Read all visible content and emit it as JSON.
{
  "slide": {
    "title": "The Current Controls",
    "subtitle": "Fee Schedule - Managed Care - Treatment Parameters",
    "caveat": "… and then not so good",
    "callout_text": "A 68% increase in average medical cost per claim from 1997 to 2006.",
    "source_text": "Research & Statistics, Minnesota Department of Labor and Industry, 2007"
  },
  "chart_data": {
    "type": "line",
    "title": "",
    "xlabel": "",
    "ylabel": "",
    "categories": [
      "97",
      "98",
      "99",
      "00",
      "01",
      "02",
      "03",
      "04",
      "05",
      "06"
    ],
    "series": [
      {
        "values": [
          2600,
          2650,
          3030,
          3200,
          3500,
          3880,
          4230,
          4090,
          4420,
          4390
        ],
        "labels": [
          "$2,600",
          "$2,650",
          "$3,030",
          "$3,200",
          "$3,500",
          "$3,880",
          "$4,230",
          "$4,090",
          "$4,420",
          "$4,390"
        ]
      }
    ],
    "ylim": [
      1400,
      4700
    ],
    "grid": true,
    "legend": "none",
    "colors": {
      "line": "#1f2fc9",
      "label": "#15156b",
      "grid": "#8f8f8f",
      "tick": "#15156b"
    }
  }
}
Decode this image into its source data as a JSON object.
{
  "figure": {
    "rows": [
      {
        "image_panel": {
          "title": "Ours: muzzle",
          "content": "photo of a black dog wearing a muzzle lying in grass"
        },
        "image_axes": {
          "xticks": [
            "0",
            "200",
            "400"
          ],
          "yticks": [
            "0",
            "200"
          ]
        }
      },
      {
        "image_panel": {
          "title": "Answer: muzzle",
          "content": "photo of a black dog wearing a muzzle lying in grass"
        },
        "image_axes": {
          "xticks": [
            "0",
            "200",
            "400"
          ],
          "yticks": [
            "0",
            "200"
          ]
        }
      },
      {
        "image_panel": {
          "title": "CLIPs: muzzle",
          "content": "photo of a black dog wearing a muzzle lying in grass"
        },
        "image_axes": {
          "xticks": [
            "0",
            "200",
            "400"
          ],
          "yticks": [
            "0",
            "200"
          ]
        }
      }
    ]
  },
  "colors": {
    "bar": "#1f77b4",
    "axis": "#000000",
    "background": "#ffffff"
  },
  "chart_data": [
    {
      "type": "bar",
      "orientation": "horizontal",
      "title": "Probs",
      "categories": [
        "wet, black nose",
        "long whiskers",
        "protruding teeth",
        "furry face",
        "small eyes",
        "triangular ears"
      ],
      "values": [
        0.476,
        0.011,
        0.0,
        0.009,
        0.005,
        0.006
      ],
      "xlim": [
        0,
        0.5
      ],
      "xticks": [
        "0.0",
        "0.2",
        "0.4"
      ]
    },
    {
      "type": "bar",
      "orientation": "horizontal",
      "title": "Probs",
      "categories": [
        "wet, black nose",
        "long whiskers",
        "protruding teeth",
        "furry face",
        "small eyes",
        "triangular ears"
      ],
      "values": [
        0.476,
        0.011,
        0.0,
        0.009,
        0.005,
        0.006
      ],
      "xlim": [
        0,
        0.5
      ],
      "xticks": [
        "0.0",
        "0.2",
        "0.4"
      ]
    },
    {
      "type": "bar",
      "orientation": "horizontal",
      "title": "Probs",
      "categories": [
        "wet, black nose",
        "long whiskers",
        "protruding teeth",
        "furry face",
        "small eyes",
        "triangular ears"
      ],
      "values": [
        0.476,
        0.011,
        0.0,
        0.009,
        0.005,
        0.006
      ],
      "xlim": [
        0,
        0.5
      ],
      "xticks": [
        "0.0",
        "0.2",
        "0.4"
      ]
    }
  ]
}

> _TASK GOAL_: Reproduce the data, keeping every line exactly the same.

> _TASK ANSWER_:
Read all visible content and emit it as JSON.
{
  "slide": {
    "title": "The Current Controls",
    "subtitle": "Fee Schedule - Managed Care - Treatment Parameters",
    "caveat": "… and then not so good",
    "callout_text": "A 68% increase in average medical cost per claim from 1997 to 2006.",
    "source_text": "Research & Statistics, Minnesota Department of Labor and Industry, 2007"
  },
  "chart_data": {
    "type": "line",
    "title": "",
    "xlabel": "",
    "ylabel": "",
    "categories": [
      "97",
      "98",
      "99",
      "00",
      "01",
      "02",
      "03",
      "04",
      "05",
      "06"
    ],
    "series": [
      {
        "values": [
          2600,
          2650,
          3030,
          3200,
          3500,
          3880,
          4230,
          4090,
          4420,
          4390
        ],
        "labels": [
          "$2,600",
          "$2,650",
          "$3,030",
          "$3,200",
          "$3,500",
          "$3,880",
          "$4,230",
          "$4,090",
          "$4,420",
          "$4,390"
        ]
      }
    ],
    "ylim": [
      1400,
      4700
    ],
    "grid": true,
    "legend": "none",
    "colors": {
      "line": "#1f2fc9",
      "label": "#15156b",
      "grid": "#8f8f8f",
      "tick": "#15156b"
    }
  }
}
Decode this image into its source data as a JSON object.
{
  "figure": {
    "rows": [
      {
        "image_panel": {
          "title": "Ours: muzzle",
          "content": "photo of a black dog wearing a muzzle lying in grass"
        },
        "image_axes": {
          "xticks": [
            "0",
            "200",
            "400"
          ],
          "yticks": [
            "0",
            "200"
          ]
        }
      },
      {
        "image_panel": {
          "title": "Answer: muzzle",
          "content": "photo of a black dog wearing a muzzle lying in grass"
        },
        "image_axes": {
          "xticks": [
            "0",
            "200",
            "400"
          ],
          "yticks": [
            "0",
            "200"
          ]
        }
      },
      {
        "image_panel": {
          "title": "CLIPs: muzzle",
          "content": "photo of a black dog wearing a muzzle lying in grass"
        },
        "image_axes": {
          "xticks": [
            "0",
            "200",
            "400"
          ],
          "yticks": [
            "0",
            "200"
          ]
        }
      }
    ]
  },
  "colors": {
    "bar": "#1f77b4",
    "axis": "#000000",
    "background": "#ffffff"
  },
  "chart_data": [
    {
      "type": "bar",
      "orientation": "horizontal",
      "title": "Probs",
      "categories": [
        "wet, black nose",
        "long whiskers",
        "protruding teeth",
        "furry face",
        "small eyes",
        "triangular ears"
      ],
      "values": [
        0.476,
        0.011,
        0.0,
        0.009,
        0.005,
        0.006
      ],
      "xlim": [
        0,
        0.5
      ],
      "xticks": [
        "0.0",
        "0.2",
        "0.4"
      ]
    },
    {
      "type": "bar",
      "orientation": "horizontal",
      "title": "Probs",
      "categories": [
        "wet, black nose",
        "long whiskers",
        "protruding teeth",
        "furry face",
        "small eyes",
        "triangular ears"
      ],
      "values": [
        0.476,
        0.011,
        0.0,
        0.009,
        0.005,
        0.006
      ],
      "xlim": [
        0,
        0.5
      ],
      "xticks": [
        "0.0",
        "0.2",
        "0.4"
      ]
    },
    {
      "type": "bar",
      "orientation": "horizontal",
      "title": "Probs",
      "categories": [
        "wet, black nose",
        "long whiskers",
        "protruding teeth",
        "furry face",
        "small eyes",
        "triangular ears"
      ],
      "values": [
        0.476,
        0.011,
        0.0,
        0.009,
        0.005,
        0.006
      ],
      "xlim": [
        0,
        0.5
      ],
      "xticks": [
        "0.0",
        "0.2",
        "0.4"
      ]
    }
  ]
}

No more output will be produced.